:: Required work ::
• 1. Below is an abstract on irradiated silicone and polyurethane. List every kind of stability it reports was confirmed at low therapeutic doses.
• 2. Copy out the stretch from "Biomedical grade silicone and polyurethane films" through "seen in materials." in the abstract on irradiated silicone and polyurethane, without changing anything.

:: Extract provided ::
● ● ● ● ●
Investigation into the Stability of Biomedical Grade Silicone and Polyurethane Exposed to Ionizing Radiation
Clinical studies suggest radiation dose and dose rate cause increased failure of medical implants however, little evidence supports this claim and due to the complexity of an in vivo environment, separating variable implants is difficult. Before beginning to understand material changes in vivo, a systematic study of silicone and polyurethane exposed to radiation is needed to verify whether radiation is a major variable contributing to material changes. This research fills a gap within the current literature by investigating low dose therapeutic radiation and varying dose rates at sterilization dose and answers questions on whether radiation in an aqueous environment alone is enough to significantly alter material properties. This is the first research to apply a water environment to therapeutic doses and the first to investigate a range of dose rates for clinical applications.
Biomedical grade silicone and polyurethane films will be exposed to both types of radiation in an aqueous environment separately and analyzed for changes. The limited current literature combined with standards for biomedical devices will be used to characterize changes seen in materials.
The first strategy used to explore the compliance of biomedical grade polymers employs low doses of therapeutic radiation ranging between 0 Gy and 80 Gy. Analysis of these low doses results in confirming cellular, mechanical and chemical stability of silicone and polyurethane. The second strategy used to investigate silicone and polyurethane exposed materials to 25 kGy (sterilization dose) of gamma irradiation at varying dose rates (3.2 - 833 Gy/min). Results from these studies conclude that varying the dose rate causes slight changes in both materials but not significant enough to alter bulk material properties.
In conclusion, the results from this research reveal that both silicone and polyurethane maintain their stability at low doses and varying dose rates of irradiation while in an aqueous environment. This indicates that increased failure rates seen in silicone and polyurethane materials in vivo when exposed to radiation cannot be contributed to radiation alone. With the highly complex environment medical devices are exposed to in vivo, each variable that may contribute to failure should be investigated individually before combining to fully understand the mechanisms of material failure. This study indicates that the environment may play a larger role in material change and there is a need for updates to medical device standards.
● ● ● ● ●
:: Source material ::
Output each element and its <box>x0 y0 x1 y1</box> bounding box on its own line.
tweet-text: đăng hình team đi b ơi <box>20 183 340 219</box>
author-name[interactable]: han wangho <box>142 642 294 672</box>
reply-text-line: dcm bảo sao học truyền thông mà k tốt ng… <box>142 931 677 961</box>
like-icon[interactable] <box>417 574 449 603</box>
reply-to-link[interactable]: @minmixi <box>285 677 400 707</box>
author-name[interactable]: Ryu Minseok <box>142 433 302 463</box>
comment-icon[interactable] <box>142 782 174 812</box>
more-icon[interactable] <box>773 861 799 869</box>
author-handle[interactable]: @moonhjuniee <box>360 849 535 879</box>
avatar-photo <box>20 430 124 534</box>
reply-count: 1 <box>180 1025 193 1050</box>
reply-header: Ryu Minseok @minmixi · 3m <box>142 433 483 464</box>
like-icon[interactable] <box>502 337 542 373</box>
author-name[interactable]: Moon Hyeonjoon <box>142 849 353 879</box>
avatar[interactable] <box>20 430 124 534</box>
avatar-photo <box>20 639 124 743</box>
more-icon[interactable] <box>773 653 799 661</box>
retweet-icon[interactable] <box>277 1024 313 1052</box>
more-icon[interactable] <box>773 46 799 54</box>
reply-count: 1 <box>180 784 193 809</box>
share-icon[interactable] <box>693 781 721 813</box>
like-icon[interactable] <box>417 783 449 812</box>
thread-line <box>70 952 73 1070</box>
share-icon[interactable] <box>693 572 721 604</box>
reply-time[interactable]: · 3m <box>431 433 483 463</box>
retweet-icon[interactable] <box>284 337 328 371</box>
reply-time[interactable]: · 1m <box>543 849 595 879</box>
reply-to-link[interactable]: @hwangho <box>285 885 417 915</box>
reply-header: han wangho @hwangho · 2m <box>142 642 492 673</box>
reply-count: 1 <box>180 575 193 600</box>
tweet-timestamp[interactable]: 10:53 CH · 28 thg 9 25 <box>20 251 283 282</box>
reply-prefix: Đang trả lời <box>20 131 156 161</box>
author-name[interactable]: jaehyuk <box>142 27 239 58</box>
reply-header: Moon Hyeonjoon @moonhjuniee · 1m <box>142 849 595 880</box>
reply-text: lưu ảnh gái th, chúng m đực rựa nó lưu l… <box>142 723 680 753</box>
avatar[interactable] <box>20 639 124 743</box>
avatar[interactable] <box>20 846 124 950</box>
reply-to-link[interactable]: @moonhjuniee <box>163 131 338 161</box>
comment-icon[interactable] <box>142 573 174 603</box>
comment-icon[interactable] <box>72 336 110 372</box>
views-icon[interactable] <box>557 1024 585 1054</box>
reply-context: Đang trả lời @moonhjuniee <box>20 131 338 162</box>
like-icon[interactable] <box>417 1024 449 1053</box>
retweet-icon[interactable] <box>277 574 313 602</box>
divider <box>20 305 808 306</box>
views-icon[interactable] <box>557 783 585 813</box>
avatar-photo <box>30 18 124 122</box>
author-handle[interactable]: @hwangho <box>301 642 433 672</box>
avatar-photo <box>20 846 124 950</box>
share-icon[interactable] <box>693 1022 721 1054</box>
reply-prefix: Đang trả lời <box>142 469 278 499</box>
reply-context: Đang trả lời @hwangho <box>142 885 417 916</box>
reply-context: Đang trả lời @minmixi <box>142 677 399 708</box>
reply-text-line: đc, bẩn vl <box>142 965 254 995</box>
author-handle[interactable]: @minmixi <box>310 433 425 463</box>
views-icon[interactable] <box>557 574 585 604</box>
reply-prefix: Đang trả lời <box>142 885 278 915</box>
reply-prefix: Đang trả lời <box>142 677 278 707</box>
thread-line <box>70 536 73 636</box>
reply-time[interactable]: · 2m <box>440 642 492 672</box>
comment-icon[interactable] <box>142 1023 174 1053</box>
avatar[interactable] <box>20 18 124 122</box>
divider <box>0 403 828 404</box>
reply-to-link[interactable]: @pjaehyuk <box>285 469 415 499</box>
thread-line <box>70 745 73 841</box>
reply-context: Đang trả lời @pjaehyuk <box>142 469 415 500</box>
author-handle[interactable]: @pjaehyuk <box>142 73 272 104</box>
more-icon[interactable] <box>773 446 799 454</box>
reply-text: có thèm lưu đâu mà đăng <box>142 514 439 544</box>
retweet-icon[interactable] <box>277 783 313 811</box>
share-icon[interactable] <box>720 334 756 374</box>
● ● ● ● ●
:: Task-by-task results ::
• 1.
- Cellular
- Mechanical
- Chemical

• 2.
Biomedical grade silicone and polyurethane films will be exposed to both types of radiation in an aqueous environment separately and analyzed for changes. The limited current literature combined with standards for biomedical devices will be used to characterize changes seen in materials.